▶ **Supplied passage**
Beatriz Ramírez Abella: “In my view, Fondo de Mujeres del Sur is a politically engaged organisation”

Beatriz Ramírez Abella, a new advisor with Fondo de Mujeres del Sur, is an Afro-Uruguayan feminist and dedicated activist. She describes herself as a fighter who has been committed to all struggles—class, race and gender—within both social movements and politics. “Access to power is the key,” says Beatriz, in reference to a battle she refers to as ideological among all sectors suffering from discrimination, subjugation and exclusion. “It’s about coherence,” she says before adding a fundamental truth: “You can’t complain about the discrimination you face if you then discriminate against others.”

In this interview, we discuss her life, the lessons she has learned, politics and activism. Welcome to our board of directors! We are pleased to have you aboard.

You often talk about your childhood and the lessons it left you with. Can you tell us a little about that?

I was born in 1956 and I grew up in the 1960s in a poor, working class family with a strong sense of class, community and social consciousness.

My dad was a leftist. I remember that he would go talk to a sax player who lived in the neighbourhood who would show him and my uncle pictures of the Cuban revolution. My mother, like all the moms back then, was limited by gender mandates, and she heeded them most of the time but she was also a fighter. And she relayed that spirit of independence to us, her daughters.

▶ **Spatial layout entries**
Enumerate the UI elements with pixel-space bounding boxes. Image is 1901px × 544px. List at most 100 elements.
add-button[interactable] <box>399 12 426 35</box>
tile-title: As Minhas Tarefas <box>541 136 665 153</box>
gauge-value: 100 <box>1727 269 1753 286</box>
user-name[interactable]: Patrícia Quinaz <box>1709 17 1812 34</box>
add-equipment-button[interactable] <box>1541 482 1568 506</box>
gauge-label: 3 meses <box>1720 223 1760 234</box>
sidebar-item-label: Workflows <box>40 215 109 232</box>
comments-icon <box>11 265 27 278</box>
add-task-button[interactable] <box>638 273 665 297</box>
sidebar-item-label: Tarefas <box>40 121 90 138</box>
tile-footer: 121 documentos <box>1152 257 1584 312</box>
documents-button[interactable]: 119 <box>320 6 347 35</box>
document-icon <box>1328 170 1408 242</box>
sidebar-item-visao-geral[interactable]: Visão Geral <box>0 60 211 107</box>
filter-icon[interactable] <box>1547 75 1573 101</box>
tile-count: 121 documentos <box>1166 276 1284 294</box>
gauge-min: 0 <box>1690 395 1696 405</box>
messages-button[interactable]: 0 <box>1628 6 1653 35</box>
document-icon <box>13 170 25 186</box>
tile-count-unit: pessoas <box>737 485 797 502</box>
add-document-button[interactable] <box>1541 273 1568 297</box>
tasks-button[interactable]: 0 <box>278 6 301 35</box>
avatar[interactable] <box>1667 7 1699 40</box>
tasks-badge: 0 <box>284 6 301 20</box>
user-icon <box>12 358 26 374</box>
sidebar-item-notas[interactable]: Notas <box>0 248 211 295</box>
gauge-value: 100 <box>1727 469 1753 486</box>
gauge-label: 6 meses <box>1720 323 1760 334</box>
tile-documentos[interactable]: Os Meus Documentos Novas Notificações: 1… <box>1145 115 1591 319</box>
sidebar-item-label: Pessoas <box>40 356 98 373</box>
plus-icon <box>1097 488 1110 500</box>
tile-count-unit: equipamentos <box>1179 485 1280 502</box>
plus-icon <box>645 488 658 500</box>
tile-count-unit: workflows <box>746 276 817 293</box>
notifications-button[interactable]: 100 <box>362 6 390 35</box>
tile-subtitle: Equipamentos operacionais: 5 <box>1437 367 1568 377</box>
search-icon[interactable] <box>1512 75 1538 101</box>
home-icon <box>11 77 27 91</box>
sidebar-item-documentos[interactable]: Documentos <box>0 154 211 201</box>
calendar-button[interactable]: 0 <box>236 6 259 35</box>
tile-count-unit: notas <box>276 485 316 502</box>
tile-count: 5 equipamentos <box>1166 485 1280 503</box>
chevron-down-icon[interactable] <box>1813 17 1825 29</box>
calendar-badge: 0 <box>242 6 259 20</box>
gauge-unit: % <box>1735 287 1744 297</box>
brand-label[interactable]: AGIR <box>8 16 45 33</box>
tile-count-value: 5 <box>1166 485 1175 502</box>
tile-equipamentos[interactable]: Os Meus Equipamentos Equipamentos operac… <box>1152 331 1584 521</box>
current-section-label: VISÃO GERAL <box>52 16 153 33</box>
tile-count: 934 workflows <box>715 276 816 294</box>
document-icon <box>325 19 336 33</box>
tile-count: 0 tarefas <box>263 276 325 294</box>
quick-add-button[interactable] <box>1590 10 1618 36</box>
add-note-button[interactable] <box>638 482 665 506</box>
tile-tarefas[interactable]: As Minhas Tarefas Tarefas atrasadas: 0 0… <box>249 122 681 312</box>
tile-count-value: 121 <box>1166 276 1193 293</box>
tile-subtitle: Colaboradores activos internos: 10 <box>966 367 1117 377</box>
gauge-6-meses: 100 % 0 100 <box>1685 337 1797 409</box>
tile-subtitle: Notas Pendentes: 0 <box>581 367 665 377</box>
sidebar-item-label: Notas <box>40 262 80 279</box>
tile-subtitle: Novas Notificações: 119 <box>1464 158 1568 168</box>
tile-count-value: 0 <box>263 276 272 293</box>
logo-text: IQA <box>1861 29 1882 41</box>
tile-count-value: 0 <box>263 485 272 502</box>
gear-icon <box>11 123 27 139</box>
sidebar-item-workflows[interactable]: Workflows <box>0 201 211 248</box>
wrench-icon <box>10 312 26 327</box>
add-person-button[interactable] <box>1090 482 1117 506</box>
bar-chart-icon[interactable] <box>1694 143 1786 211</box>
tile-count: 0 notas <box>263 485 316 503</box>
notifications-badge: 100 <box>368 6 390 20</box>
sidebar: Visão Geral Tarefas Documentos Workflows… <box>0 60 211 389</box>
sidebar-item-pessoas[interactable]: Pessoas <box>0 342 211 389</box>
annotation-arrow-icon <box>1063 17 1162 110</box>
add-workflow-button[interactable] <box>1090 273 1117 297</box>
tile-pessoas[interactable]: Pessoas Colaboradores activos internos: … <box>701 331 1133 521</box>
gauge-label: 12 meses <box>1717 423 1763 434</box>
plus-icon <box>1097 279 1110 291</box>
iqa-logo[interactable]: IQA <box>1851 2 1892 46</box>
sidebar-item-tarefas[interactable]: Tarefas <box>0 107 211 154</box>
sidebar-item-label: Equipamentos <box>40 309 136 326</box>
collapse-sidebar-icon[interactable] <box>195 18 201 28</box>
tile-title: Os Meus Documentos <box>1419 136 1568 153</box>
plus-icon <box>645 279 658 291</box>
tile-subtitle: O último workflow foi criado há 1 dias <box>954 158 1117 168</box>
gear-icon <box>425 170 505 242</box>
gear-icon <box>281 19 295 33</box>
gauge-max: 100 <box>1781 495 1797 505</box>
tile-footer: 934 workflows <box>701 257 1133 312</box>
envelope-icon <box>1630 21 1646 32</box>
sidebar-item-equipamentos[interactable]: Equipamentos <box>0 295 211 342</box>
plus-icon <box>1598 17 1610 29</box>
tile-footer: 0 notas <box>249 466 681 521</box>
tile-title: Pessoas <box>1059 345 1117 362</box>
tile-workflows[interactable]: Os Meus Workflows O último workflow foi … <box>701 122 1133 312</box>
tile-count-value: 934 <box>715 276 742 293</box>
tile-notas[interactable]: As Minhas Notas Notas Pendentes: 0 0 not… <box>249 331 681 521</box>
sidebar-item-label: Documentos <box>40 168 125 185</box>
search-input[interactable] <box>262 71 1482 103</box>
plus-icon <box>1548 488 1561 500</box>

▶ **Short exercise**
Please copy out the interview with Beatriz Ramírez Abella, starting with "Beatriz Ramírez Abella, a" and going on through "little about that?", but swap "board of directors" for "governing board".

▶ **Response to this task**
Beatriz Ramírez Abella, a new advisor with Fondo de Mujeres del Sur, is an Afro-Uruguayan feminist and dedicated activist. She describes herself as a fighter who has been committed to all struggles—class, race and gender—within both social movements and politics. “Access to power is the key,” says Beatriz, in reference to a battle she refers to as ideological among all sectors suffering from discrimination, subjugation and exclusion. “It’s about coherence,” she says before adding a fundamental truth: “You can’t complain about the discrimination you face if you then discriminate against others.”

In this interview, we discuss her life, the lessons she has learned, politics and activism. Welcome to our governing board! We are pleased to have you aboard.

You often talk about your childhood and the lessons it left you with. Can you tell us a little about that?